Challenge
The records that follow must be repeated verbatim, every one of them.

Records

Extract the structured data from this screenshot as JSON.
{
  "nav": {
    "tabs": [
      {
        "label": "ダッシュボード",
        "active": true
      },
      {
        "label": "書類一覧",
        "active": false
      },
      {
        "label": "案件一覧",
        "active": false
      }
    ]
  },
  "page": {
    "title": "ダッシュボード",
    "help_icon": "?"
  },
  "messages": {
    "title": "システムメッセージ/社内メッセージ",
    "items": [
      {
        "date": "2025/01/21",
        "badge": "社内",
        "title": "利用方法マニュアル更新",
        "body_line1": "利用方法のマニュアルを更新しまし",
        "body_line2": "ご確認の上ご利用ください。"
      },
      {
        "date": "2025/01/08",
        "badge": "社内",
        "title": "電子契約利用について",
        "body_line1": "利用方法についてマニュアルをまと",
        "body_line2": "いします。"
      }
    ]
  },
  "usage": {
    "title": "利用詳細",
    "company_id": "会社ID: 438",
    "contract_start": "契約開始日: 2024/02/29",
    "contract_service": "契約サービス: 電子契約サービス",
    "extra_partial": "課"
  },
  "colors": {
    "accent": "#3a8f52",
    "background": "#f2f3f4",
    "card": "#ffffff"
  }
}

Full output
Extract the structured data from this screenshot as JSON.
{
  "nav": {
    "tabs": [
      {
        "label": "ダッシュボード",
        "active": true
      },
      {
        "label": "書類一覧",
        "active": false
      },
      {
        "label": "案件一覧",
        "active": false
      }
    ]
  },
  "page": {
    "title": "ダッシュボード",
    "help_icon": "?"
  },
  "messages": {
    "title": "システムメッセージ/社内メッセージ",
    "items": [
      {
        "date": "2025/01/21",
        "badge": "社内",
        "title": "利用方法マニュアル更新",
        "body_line1": "利用方法のマニュアルを更新しまし",
        "body_line2": "ご確認の上ご利用ください。"
      },
      {
        "date": "2025/01/08",
        "badge": "社内",
        "title": "電子契約利用について",
        "body_line1": "利用方法についてマニュアルをまと",
        "body_line2": "いします。"
      }
    ]
  },
  "usage": {
    "title": "利用詳細",
    "company_id": "会社ID: 438",
    "contract_start": "契約開始日: 2024/02/29",
    "contract_service": "契約サービス: 電子契約サービス",
    "extra_partial": "課"
  },
  "colors": {
    "accent": "#3a8f52",
    "background": "#f2f3f4",
    "card": "#ffffff"
  }
}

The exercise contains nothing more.